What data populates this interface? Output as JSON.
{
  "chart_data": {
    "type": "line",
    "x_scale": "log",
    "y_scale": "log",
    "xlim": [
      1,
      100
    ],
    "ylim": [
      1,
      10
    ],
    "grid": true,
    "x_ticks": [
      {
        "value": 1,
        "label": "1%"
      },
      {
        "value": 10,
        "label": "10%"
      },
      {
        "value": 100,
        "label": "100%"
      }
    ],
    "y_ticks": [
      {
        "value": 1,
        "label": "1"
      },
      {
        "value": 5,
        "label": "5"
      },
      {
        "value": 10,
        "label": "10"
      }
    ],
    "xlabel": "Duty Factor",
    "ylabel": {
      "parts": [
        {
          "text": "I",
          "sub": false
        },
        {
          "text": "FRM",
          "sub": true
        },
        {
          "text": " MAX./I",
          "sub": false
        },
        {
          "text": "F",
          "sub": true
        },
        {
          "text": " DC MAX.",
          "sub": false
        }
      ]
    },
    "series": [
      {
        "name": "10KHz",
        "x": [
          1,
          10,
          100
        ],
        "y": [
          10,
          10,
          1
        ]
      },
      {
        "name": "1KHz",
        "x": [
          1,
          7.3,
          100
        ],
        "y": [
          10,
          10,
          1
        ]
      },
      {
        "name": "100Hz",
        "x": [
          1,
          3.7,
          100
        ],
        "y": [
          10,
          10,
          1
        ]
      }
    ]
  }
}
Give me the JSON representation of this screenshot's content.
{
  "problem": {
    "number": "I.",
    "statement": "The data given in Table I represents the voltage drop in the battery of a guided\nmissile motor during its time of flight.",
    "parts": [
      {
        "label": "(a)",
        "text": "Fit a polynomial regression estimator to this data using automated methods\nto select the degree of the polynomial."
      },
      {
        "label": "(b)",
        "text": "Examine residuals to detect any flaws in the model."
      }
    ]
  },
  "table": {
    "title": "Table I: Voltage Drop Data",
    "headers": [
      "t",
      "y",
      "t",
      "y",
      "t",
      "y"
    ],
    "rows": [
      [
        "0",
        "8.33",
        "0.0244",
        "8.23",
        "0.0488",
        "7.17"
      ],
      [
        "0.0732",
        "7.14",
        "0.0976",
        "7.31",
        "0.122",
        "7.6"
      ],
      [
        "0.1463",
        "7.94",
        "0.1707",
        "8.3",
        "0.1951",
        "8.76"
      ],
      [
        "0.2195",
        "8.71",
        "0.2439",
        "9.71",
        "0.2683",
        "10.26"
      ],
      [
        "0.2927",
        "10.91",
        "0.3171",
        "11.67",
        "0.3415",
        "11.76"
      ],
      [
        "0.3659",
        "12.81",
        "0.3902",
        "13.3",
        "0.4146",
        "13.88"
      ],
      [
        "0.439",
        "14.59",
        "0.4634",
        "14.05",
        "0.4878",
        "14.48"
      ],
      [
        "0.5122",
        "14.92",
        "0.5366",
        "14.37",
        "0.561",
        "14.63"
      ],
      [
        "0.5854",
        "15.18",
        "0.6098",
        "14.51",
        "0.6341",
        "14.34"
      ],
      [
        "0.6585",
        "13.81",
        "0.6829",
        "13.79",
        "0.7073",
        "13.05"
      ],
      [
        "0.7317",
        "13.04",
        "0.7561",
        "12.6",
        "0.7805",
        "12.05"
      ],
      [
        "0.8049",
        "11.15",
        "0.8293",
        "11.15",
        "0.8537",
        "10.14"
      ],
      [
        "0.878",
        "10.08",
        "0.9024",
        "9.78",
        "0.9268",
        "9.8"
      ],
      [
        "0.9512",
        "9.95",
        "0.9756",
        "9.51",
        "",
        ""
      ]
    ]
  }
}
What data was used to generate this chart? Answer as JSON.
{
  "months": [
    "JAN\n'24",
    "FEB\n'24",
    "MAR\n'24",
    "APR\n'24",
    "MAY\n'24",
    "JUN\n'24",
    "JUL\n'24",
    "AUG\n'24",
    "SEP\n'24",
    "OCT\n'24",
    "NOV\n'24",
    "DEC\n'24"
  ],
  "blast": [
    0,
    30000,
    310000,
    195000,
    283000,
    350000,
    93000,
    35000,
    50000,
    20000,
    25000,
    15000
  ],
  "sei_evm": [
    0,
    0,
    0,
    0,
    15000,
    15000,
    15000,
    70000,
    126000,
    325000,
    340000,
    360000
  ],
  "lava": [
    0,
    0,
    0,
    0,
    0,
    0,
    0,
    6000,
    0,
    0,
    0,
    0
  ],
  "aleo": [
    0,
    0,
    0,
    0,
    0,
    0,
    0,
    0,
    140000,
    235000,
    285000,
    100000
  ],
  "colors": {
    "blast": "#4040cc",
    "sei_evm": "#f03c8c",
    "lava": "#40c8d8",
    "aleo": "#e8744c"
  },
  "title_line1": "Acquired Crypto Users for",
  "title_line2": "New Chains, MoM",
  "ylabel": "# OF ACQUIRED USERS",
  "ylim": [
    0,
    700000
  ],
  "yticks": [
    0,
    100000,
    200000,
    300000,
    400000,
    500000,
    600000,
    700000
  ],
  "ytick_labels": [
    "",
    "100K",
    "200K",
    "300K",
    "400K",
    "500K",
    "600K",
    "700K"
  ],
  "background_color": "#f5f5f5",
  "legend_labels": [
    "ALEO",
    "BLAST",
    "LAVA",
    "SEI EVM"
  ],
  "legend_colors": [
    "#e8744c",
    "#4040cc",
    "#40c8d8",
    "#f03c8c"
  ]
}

-=-=-

Given task =>
Return, word for word, every line from the line with "What data was" to the final line of the data.

Written response =>
What data was used to generate this chart? Answer as JSON.
{
  "months": [
    "JAN\n'24",
    "FEB\n'24",
    "MAR\n'24",
    "APR\n'24",
    "MAY\n'24",
    "JUN\n'24",
    "JUL\n'24",
    "AUG\n'24",
    "SEP\n'24",
    "OCT\n'24",
    "NOV\n'24",
    "DEC\n'24"
  ],
  "blast": [
    0,
    30000,
    310000,
    195000,
    283000,
    350000,
    93000,
    35000,
    50000,
    20000,
    25000,
    15000
  ],
  "sei_evm": [
    0,
    0,
    0,
    0,
    15000,
    15000,
    15000,
    70000,
    126000,
    325000,
    340000,
    360000
  ],
  "lava": [
    0,
    0,
    0,
    0,
    0,
    0,
    0,
    6000,
    0,
    0,
    0,
    0
  ],
  "aleo": [
    0,
    0,
    0,
    0,
    0,
    0,
    0,
    0,
    140000,
    235000,
    285000,
    100000
  ],
  "colors": {
    "blast": "#4040cc",
    "sei_evm": "#f03c8c",
    "lava": "#40c8d8",
    "aleo": "#e8744c"
  },
  "title_line1": "Acquired Crypto Users for",
  "title_line2": "New Chains, MoM",
  "ylabel": "# OF ACQUIRED USERS",
  "ylim": [
    0,
    700000
  ],
  "yticks": [
    0,
    100000,
    200000,
    300000,
    400000,
    500000,
    600000,
    700000
  ],
  "ytick_labels": [
    "",
    "100K",
    "200K",
    "300K",
    "400K",
    "500K",
    "600K",
    "700K"
  ],
  "background_color": "#f5f5f5",
  "legend_labels": [
    "ALEO",
    "BLAST",
    "LAVA",
    "SEI EVM"
  ],
  "legend_colors": [
    "#e8744c",
    "#4040cc",
    "#40c8d8",
    "#f03c8c"
  ]
}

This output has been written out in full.